▶ Set problem
Using the material that follows, identify and copy each line with the string "placeholder".

▶ Provided records
──────────────────────────────

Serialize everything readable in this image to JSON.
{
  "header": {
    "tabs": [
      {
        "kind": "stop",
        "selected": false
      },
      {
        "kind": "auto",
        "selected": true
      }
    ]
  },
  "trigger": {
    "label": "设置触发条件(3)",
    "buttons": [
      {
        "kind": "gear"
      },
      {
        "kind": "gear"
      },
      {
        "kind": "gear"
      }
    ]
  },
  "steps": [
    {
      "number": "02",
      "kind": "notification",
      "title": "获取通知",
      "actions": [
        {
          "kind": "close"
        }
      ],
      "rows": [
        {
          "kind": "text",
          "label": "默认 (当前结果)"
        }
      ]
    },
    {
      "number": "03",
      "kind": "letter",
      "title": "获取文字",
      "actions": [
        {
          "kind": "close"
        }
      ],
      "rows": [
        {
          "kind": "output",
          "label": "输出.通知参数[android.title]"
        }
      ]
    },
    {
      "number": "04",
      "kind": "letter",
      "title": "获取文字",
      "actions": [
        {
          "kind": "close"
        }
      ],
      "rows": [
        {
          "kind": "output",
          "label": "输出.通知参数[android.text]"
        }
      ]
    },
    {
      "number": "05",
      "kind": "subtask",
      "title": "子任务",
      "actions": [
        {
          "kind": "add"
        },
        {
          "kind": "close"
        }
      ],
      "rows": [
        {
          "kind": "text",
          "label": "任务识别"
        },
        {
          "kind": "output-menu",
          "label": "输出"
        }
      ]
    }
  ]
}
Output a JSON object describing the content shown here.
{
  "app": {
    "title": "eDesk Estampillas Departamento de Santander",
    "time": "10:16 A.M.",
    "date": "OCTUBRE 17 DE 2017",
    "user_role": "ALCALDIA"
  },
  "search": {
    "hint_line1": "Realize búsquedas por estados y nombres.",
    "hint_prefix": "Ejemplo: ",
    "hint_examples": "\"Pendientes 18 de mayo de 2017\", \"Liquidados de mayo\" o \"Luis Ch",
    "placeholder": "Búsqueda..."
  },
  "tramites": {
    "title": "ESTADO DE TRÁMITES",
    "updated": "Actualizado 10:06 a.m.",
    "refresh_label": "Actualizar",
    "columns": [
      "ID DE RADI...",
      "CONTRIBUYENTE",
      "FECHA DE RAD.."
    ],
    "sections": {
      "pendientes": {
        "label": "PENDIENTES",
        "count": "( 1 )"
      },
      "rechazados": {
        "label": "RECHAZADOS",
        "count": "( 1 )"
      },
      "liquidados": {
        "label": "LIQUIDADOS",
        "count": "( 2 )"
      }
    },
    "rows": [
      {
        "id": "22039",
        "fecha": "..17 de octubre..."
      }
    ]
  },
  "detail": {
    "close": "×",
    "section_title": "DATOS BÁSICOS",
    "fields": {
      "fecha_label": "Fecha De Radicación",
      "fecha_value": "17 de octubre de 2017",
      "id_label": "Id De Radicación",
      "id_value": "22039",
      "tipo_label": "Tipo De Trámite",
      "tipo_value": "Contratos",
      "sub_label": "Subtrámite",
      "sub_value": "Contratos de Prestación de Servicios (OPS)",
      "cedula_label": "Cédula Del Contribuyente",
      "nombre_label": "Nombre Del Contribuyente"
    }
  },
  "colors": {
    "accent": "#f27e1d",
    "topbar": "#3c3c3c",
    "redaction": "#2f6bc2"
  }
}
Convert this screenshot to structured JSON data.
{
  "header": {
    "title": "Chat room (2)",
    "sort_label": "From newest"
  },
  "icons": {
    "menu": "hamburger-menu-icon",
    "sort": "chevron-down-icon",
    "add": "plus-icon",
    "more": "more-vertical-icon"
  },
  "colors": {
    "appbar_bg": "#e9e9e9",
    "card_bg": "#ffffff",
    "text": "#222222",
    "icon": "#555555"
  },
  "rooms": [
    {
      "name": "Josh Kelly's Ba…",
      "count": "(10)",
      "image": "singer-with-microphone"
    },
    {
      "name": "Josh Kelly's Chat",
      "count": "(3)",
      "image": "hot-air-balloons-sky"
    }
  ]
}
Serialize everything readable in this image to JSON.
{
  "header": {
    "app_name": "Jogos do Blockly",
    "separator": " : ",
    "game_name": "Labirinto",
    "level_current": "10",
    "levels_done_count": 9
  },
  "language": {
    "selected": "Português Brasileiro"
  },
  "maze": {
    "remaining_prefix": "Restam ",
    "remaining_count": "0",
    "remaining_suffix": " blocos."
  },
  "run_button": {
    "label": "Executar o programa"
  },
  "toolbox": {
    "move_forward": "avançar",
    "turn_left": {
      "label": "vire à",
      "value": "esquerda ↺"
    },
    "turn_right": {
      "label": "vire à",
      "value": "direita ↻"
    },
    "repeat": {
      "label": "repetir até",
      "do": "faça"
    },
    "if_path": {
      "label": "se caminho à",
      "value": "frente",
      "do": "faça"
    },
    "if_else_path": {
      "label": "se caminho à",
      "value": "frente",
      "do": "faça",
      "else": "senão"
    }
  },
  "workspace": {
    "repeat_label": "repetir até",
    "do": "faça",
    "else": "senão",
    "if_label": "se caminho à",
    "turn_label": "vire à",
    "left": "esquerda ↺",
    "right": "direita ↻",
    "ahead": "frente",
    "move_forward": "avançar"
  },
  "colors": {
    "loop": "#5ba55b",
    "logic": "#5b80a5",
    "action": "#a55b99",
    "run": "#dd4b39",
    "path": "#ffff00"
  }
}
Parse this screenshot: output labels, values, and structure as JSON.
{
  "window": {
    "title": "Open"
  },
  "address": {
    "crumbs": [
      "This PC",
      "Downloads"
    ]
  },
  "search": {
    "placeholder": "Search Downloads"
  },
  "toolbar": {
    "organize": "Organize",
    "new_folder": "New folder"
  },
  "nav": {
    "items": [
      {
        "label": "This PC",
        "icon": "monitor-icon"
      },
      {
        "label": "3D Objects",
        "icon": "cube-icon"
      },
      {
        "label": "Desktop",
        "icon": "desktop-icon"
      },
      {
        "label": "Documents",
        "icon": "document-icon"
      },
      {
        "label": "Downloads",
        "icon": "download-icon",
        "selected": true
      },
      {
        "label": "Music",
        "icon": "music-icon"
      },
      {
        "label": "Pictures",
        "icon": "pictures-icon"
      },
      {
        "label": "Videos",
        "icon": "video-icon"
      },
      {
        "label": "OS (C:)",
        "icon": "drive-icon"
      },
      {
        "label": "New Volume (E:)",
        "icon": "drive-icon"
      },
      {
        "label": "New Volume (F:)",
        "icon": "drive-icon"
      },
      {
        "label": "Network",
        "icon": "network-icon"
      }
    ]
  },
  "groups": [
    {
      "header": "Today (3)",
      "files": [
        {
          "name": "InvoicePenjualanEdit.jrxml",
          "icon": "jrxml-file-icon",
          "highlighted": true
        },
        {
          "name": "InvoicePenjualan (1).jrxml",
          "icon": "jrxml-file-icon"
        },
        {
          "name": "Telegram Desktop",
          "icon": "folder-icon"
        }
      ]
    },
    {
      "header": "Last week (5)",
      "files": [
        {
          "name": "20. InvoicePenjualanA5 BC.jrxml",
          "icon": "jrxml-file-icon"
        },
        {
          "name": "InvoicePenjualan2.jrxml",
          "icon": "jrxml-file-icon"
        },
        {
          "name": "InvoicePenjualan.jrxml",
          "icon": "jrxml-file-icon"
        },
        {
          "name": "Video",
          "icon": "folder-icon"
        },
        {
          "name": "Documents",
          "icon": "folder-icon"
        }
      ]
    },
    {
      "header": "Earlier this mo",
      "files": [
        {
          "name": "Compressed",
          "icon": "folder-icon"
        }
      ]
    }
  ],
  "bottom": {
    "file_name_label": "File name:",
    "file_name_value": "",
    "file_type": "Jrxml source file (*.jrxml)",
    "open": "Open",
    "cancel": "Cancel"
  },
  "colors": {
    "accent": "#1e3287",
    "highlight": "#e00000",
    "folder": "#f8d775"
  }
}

──────────────────────────────

▶ Output for this exercise
    "placeholder": "Búsqueda..."
    "placeholder": "Search Downloads"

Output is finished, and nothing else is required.